⟨

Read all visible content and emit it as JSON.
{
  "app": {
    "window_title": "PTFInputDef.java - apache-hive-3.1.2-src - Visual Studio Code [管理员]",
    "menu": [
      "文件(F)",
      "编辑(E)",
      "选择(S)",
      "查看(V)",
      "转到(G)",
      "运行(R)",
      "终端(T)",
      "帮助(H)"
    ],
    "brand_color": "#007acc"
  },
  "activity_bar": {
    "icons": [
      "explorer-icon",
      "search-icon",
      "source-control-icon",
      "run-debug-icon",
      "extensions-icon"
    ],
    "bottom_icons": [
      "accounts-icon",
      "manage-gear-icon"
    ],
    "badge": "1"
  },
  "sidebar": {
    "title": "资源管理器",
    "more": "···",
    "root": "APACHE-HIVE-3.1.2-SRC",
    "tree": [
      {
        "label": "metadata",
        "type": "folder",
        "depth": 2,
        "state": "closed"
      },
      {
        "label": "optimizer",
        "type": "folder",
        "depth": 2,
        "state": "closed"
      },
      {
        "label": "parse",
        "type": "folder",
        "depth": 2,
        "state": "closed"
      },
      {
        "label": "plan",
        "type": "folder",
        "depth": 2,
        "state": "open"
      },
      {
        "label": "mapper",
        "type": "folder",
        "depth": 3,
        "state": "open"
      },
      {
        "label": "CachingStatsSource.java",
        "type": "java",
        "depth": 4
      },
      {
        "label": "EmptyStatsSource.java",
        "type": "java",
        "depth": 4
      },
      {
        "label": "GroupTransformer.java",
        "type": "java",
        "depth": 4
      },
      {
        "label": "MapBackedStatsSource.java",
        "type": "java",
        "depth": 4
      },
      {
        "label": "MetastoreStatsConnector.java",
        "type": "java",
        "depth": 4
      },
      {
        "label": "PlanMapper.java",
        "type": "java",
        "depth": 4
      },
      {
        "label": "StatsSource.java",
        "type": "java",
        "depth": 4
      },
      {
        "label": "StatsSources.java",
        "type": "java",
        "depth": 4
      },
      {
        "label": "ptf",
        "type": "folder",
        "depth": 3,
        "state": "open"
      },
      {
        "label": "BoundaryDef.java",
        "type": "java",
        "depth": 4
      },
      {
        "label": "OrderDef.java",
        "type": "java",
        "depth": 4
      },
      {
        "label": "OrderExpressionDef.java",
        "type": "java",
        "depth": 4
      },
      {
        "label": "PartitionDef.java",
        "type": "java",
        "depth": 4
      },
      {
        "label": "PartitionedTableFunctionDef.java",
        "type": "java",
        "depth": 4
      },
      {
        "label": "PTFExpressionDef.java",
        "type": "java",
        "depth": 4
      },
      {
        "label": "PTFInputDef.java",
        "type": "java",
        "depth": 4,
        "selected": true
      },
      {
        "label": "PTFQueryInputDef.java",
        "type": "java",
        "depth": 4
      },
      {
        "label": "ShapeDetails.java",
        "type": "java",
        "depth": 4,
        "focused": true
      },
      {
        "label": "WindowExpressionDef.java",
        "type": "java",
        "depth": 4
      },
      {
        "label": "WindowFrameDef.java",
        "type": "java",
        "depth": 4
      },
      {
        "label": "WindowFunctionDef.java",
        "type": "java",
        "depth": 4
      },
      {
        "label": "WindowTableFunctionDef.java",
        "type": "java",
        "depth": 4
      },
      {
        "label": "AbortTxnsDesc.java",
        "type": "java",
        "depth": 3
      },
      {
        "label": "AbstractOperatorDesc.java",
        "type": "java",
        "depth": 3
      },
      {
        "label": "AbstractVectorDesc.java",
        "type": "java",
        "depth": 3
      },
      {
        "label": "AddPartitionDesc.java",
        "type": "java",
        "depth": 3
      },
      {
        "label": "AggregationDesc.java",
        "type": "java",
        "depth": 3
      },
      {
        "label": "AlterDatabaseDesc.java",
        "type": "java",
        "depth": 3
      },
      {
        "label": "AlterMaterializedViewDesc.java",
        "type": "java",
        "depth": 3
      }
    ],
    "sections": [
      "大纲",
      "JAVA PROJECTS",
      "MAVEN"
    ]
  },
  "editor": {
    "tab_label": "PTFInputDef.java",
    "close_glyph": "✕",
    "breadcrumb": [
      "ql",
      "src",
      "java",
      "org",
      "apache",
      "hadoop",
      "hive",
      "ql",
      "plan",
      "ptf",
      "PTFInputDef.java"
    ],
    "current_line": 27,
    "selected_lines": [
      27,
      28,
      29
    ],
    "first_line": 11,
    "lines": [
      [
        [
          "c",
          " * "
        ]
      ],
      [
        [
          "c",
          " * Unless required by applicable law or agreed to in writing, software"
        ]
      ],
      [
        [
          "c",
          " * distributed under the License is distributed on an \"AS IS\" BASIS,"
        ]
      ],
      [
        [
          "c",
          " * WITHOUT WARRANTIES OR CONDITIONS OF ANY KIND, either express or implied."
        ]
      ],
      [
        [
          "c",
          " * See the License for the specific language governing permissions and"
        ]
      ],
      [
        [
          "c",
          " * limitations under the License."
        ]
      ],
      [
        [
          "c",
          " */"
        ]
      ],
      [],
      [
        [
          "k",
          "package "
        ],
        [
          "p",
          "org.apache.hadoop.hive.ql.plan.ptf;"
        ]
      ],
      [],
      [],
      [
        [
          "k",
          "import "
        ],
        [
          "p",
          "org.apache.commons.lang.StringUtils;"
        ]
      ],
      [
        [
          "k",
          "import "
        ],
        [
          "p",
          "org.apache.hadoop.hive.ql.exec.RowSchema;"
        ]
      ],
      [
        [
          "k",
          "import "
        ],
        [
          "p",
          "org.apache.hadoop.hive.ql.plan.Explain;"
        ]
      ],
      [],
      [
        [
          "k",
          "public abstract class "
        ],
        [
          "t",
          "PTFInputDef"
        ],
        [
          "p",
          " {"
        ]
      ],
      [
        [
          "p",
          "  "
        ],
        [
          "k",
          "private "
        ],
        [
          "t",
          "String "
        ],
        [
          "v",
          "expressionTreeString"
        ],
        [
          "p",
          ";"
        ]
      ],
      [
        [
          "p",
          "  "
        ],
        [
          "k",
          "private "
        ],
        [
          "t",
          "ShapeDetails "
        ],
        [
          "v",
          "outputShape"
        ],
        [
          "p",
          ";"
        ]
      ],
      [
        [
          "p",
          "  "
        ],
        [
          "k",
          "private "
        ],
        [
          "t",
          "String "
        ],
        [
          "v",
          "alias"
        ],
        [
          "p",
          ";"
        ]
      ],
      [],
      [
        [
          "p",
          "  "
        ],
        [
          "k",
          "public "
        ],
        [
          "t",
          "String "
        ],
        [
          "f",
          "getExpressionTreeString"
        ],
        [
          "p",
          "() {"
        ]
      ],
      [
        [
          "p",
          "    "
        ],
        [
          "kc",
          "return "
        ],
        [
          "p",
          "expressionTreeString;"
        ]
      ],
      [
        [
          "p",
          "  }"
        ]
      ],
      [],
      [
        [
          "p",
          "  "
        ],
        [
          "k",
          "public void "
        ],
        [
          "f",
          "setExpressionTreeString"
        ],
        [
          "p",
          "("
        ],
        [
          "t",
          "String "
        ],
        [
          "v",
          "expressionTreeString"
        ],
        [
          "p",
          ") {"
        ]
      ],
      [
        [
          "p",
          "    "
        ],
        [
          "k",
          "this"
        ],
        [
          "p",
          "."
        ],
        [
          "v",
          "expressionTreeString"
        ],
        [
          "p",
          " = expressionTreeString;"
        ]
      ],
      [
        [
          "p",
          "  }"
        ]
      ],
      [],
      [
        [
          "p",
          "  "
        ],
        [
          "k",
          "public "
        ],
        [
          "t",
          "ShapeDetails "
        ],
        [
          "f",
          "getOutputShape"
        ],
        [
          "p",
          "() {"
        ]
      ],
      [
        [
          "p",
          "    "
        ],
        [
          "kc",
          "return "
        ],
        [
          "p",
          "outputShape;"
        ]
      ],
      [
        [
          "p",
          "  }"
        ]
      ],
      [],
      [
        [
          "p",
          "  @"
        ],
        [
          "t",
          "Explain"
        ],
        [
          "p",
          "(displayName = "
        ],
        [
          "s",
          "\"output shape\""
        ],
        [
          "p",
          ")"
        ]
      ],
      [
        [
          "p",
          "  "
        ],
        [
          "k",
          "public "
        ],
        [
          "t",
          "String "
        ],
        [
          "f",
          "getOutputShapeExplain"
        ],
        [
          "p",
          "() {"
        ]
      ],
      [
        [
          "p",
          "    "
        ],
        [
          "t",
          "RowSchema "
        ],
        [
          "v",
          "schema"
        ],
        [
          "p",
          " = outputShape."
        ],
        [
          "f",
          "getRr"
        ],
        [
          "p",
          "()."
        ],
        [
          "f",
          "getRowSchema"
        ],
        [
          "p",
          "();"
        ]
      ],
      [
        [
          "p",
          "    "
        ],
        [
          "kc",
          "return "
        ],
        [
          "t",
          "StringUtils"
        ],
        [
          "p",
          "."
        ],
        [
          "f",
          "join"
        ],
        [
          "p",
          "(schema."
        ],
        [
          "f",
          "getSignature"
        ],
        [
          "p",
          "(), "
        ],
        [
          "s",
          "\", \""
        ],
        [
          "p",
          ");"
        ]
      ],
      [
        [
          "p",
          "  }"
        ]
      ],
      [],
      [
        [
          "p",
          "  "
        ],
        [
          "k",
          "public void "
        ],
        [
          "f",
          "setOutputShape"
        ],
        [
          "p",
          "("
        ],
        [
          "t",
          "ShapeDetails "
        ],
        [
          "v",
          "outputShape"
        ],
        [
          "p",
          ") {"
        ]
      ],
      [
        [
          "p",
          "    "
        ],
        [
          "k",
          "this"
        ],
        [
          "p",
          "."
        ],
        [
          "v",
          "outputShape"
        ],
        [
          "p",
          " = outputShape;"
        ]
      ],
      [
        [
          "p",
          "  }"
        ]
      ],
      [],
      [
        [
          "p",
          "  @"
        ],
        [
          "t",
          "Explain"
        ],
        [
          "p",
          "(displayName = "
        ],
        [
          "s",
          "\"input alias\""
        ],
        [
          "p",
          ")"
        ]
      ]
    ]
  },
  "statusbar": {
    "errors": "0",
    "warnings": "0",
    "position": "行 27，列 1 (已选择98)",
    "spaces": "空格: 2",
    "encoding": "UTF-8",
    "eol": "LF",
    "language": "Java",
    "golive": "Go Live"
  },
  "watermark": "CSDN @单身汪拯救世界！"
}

⟩

- Instructions for the task -
Say how many lines of the data hold the string "under". Reply with the number alone.

- Task output -
2